- [REQUIRED WORK] Copy each line of the data below exactly, leaving out pictures.

- [Collection entries]
□ □ □ □ □ □ □

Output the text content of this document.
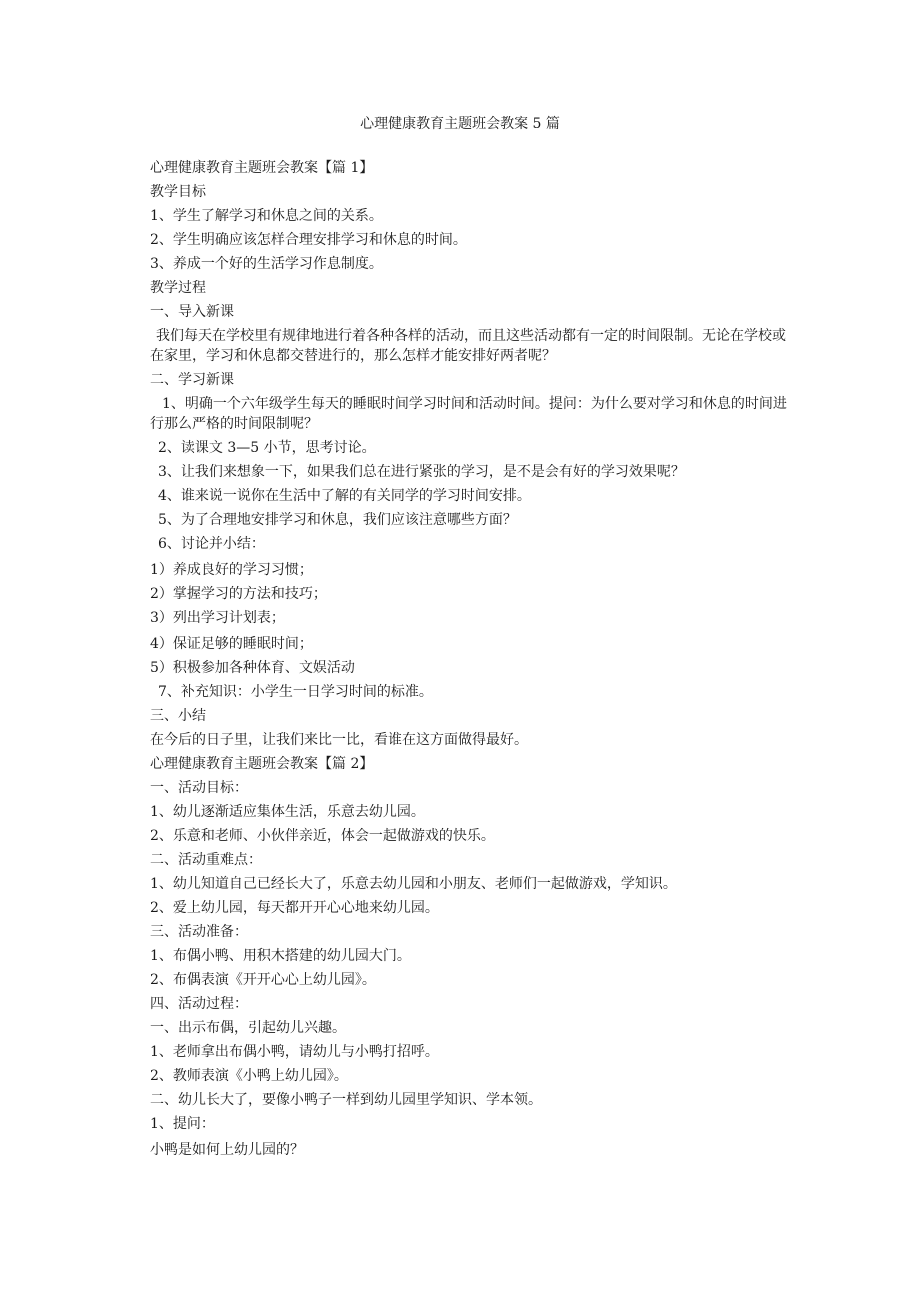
心理健康教育主题班会教案 5 篇
心理健康教育主题班会教案【篇 1】
教学目标
1、学生了解学习和休息之间的关系。
2、学生明确应该怎样合理安排学习和休息的时间。
3、养成一个好的生活学习作息制度。
教学过程
一、导入新课
我们每天在学校里有规律地进行着各种各样的活动，而且这些活动都有一定的时间限制。无论在学校或在家里，学习和休息都交替进行的，那么怎样才能安排好两者呢？
二、学习新课
1、明确一个六年级学生每天的睡眠时间学习时间和活动时间。提问：为什么要对学习和休息的时间进行那么严格的时间限制呢？
2、读课文 3—5 小节，思考讨论。
3、让我们来想象一下，如果我们总在进行紧张的学习，是不是会有好的学习效果呢？
4、谁来说一说你在生活中了解的有关同学的学习时间安排。
5、为了合理地安排学习和休息，我们应该注意哪些方面？
6、讨论并小结：
1）养成良好的学习习惯；
2）掌握学习的方法和技巧；
3）列出学习计划表；
4）保证足够的睡眠时间；
5）积极参加各种体育、文娱活动
7、补充知识：小学生一日学习时间的标准。
三、小结
在今后的日子里，让我们来比一比，看谁在这方面做得最好。
心理健康教育主题班会教案【篇 2】
一、活动目标：
1、幼儿逐渐适应集体生活，乐意去幼儿园。
2、乐意和老师、小伙伴亲近，体会一起做游戏的快乐。
二、活动重难点：
1、幼儿知道自己已经长大了，乐意去幼儿园和小朋友、老师们一起做游戏，学知识。
2、爱上幼儿园，每天都开开心心地来幼儿园。
三、活动准备：
1、布偶小鸭、用积木搭建的幼儿园大门。
2、布偶表演《开开心心上幼儿园》。
四、活动过程：
一、出示布偶，引起幼儿兴趣。
1、老师拿出布偶小鸭，请幼儿与小鸭打招呼。
2、教师表演《小鸭上幼儿园》。
二、幼儿长大了，要像小鸭子一样到幼儿园里学知识、学本领。
1、提问：
小鸭是如何上幼儿园的？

□ □ □ □ □ □ □

- [WRITTEN RESPONSE]
Output the text content of this document.
心理健康教育主题班会教案 5 篇
心理健康教育主题班会教案【篇 1】
教学目标
1、学生了解学习和休息之间的关系。
2、学生明确应该怎样合理安排学习和休息的时间。
3、养成一个好的生活学习作息制度。
教学过程
一、导入新课
我们每天在学校里有规律地进行着各种各样的活动，而且这些活动都有一定的时间限制。无论在学校或在家里，学习和休息都交替进行的，那么怎样才能安排好两者呢？
二、学习新课
1、明确一个六年级学生每天的睡眠时间学习时间和活动时间。提问：为什么要对学习和休息的时间进行那么严格的时间限制呢？
2、读课文 3—5 小节，思考讨论。
3、让我们来想象一下，如果我们总在进行紧张的学习，是不是会有好的学习效果呢？
4、谁来说一说你在生活中了解的有关同学的学习时间安排。
5、为了合理地安排学习和休息，我们应该注意哪些方面？
6、讨论并小结：
1）养成良好的学习习惯；
2）掌握学习的方法和技巧；
3）列出学习计划表；
4）保证足够的睡眠时间；
5）积极参加各种体育、文娱活动
7、补充知识：小学生一日学习时间的标准。
三、小结
在今后的日子里，让我们来比一比，看谁在这方面做得最好。
心理健康教育主题班会教案【篇 2】
一、活动目标：
1、幼儿逐渐适应集体生活，乐意去幼儿园。
2、乐意和老师、小伙伴亲近，体会一起做游戏的快乐。
二、活动重难点：
1、幼儿知道自己已经长大了，乐意去幼儿园和小朋友、老师们一起做游戏，学知识。
2、爱上幼儿园，每天都开开心心地来幼儿园。
三、活动准备：
1、布偶小鸭、用积木搭建的幼儿园大门。
2、布偶表演《开开心心上幼儿园》。
四、活动过程：
一、出示布偶，引起幼儿兴趣。
1、老师拿出布偶小鸭，请幼儿与小鸭打招呼。
2、教师表演《小鸭上幼儿园》。
二、幼儿长大了，要像小鸭子一样到幼儿园里学知识、学本领。
1、提问：
小鸭是如何上幼儿园的？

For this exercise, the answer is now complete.